-- What to work on --
Filter the entries below, keeping only lines with the word "记者从山东省水利厅了解到".
◆ ◆ ◆ ◆ ◆
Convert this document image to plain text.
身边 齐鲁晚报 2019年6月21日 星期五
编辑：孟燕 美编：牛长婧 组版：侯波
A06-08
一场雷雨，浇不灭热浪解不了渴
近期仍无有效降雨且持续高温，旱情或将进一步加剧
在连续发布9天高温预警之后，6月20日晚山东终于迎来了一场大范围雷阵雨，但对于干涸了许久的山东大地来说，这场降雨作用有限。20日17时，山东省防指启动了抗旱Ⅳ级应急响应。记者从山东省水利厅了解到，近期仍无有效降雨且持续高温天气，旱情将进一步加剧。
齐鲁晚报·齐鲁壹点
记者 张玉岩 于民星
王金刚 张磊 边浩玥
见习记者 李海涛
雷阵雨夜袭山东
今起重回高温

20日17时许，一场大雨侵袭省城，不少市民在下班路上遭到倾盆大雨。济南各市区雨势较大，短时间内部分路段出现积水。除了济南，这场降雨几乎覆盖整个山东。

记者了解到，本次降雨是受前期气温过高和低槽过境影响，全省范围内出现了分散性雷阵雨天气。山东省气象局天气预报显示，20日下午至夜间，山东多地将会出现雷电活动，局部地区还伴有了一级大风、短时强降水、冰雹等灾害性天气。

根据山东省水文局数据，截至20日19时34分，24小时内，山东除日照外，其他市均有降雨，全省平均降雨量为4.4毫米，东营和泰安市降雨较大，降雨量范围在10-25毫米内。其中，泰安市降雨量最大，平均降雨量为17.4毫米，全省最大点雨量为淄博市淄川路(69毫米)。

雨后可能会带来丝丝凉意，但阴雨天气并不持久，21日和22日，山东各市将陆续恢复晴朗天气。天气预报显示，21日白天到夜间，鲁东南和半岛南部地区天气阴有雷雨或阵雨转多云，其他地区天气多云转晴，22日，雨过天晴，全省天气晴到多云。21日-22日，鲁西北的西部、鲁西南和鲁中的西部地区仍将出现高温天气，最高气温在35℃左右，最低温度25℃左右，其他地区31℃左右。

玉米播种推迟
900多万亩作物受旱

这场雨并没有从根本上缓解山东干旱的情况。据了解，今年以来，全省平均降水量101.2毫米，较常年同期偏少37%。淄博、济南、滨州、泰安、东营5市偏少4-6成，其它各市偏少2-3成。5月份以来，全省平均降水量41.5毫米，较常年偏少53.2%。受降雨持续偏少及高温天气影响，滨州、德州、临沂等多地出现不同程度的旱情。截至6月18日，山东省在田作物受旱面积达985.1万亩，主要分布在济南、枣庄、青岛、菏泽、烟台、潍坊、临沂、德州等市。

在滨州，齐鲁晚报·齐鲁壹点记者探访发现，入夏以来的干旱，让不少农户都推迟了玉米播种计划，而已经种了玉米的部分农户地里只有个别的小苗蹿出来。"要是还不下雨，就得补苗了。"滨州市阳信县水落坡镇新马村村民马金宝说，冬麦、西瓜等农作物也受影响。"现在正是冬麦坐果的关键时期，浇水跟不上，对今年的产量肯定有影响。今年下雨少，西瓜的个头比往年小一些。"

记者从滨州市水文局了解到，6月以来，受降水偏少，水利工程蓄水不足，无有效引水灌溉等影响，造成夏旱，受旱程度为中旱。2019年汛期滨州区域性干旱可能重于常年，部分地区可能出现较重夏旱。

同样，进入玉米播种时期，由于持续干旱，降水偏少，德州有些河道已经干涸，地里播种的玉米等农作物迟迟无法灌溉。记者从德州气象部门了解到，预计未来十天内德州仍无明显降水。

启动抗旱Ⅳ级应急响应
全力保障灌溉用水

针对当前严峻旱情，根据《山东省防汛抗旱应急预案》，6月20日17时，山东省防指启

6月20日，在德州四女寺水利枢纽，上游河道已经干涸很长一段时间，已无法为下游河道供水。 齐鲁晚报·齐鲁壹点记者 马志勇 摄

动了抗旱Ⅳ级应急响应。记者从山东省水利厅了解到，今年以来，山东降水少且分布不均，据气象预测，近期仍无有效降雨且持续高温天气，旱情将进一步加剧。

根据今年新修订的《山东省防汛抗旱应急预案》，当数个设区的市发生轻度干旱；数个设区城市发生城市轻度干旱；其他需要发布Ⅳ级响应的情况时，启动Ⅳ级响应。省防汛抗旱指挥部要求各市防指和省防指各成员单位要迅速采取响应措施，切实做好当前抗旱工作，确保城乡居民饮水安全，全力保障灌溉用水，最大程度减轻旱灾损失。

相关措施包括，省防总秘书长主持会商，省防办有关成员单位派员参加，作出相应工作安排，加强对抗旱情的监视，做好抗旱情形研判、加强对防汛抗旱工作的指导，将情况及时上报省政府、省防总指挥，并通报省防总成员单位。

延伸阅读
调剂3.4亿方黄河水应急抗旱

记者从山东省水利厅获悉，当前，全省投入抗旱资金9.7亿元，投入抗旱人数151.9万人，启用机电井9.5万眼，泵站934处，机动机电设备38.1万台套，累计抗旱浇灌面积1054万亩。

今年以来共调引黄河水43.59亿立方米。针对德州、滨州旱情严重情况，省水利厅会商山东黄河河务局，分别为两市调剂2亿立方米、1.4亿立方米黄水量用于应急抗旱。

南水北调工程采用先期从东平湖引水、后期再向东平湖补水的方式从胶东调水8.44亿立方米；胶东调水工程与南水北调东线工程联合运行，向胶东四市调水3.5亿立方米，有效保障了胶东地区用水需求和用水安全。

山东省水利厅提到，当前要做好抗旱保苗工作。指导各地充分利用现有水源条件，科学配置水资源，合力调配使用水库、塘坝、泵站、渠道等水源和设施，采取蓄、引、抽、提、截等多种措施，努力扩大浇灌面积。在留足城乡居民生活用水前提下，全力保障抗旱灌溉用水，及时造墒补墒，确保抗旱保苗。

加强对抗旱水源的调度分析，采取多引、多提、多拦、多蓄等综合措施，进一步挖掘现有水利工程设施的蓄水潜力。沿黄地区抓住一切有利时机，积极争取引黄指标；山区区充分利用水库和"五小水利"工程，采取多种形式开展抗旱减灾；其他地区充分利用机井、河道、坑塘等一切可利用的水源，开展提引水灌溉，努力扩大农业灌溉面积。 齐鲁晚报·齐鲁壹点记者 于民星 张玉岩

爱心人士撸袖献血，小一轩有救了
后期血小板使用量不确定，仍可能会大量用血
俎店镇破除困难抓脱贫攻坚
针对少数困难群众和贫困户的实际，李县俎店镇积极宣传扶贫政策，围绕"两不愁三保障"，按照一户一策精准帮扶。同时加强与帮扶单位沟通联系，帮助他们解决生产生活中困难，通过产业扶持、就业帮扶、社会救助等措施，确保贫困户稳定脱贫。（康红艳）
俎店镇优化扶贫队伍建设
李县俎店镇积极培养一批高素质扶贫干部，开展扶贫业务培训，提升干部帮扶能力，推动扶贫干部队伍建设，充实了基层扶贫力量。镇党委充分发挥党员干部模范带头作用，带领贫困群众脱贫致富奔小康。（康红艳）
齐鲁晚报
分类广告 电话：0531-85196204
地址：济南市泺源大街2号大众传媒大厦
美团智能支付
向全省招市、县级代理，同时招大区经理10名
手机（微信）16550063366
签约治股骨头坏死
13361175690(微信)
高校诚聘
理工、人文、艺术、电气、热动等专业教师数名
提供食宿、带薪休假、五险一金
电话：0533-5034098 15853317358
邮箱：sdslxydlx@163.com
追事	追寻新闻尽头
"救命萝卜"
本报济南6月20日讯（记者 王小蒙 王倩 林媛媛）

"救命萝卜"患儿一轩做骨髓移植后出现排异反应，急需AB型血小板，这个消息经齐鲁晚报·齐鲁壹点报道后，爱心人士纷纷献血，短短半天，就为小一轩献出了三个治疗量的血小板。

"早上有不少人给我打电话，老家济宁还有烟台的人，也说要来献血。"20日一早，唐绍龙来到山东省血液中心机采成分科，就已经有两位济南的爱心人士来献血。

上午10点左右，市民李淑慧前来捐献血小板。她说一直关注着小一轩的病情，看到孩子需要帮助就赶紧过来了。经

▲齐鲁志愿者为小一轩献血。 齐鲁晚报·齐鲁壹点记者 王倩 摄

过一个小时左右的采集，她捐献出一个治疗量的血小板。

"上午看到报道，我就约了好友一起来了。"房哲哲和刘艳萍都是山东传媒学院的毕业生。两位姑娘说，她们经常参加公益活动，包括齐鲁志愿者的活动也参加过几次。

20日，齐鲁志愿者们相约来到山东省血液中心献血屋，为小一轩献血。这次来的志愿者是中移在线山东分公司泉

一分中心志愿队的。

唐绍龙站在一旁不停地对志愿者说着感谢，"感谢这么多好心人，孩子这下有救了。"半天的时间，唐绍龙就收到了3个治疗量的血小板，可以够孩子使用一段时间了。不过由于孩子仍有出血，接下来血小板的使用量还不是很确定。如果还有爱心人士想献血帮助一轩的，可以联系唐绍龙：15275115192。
◆ ◆ ◆ ◆ ◆
-- Answer to the exercise --
在连续发布9天高温预警之后，6月20日晚山东终于迎来了一场大范围雷阵雨，但对于干涸了许久的山东大地来说，这场降雨作用有限。20日17时，山东省防指启动了抗旱Ⅳ级应急响应。记者从山东省水利厅了解到，近期仍无有效降雨且持续高温天气，旱情将进一步加剧。
动了抗旱Ⅳ级应急响应。记者从山东省水利厅了解到，今年以来，山东降水少且分布不均，据气象预测，近期仍无有效降雨且持续高温天气，旱情将进一步加剧。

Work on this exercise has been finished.